— BEGIN SUPPLIED DATA —

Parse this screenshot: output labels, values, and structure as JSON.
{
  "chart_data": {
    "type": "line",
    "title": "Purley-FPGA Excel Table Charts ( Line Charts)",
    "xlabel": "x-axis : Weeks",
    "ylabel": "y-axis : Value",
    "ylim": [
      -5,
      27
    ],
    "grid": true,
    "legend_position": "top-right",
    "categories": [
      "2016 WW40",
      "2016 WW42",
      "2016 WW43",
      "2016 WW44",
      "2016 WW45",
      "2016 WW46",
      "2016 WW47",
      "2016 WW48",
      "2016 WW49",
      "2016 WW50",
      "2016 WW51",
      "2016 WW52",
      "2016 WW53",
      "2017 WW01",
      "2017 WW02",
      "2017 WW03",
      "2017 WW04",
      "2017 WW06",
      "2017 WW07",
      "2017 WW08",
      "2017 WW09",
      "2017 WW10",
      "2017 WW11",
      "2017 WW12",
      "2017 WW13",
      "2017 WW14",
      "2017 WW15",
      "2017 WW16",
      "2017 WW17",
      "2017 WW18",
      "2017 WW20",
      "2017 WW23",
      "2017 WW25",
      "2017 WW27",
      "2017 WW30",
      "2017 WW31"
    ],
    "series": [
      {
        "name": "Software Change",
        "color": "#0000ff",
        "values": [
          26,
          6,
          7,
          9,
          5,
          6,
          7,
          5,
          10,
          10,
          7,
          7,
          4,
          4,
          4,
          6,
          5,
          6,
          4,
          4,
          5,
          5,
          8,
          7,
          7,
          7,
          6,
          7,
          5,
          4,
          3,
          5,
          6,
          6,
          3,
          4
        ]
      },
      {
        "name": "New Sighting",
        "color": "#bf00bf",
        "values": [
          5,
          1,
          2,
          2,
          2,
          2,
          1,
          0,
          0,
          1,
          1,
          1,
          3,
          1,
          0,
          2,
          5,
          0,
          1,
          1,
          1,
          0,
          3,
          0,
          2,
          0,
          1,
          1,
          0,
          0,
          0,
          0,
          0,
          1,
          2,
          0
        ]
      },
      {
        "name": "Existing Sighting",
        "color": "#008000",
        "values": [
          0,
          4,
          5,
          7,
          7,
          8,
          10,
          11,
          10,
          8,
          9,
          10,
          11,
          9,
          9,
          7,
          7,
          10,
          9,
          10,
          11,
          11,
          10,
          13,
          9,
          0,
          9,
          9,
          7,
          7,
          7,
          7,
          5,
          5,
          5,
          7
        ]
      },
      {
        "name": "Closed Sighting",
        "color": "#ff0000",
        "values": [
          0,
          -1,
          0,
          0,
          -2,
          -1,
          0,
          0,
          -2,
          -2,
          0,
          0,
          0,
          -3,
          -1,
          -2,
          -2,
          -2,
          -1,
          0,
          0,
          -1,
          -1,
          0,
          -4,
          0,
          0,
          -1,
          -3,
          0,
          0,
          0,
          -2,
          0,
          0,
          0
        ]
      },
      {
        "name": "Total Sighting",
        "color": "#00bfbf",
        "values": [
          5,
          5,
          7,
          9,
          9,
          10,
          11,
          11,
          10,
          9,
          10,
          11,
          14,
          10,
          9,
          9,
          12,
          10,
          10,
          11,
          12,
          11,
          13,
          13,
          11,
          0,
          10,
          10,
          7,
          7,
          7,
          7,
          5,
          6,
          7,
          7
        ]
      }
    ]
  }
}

— END SUPPLIED DATA —

(TASK BRIEF): Find the lines above that contain the word "color" and collect them.

(CORRECT OUTPUT):
        "color": "#0000ff",
        "color": "#bf00bf",
        "color": "#008000",
        "color": "#ff0000",
        "color": "#00bfbf",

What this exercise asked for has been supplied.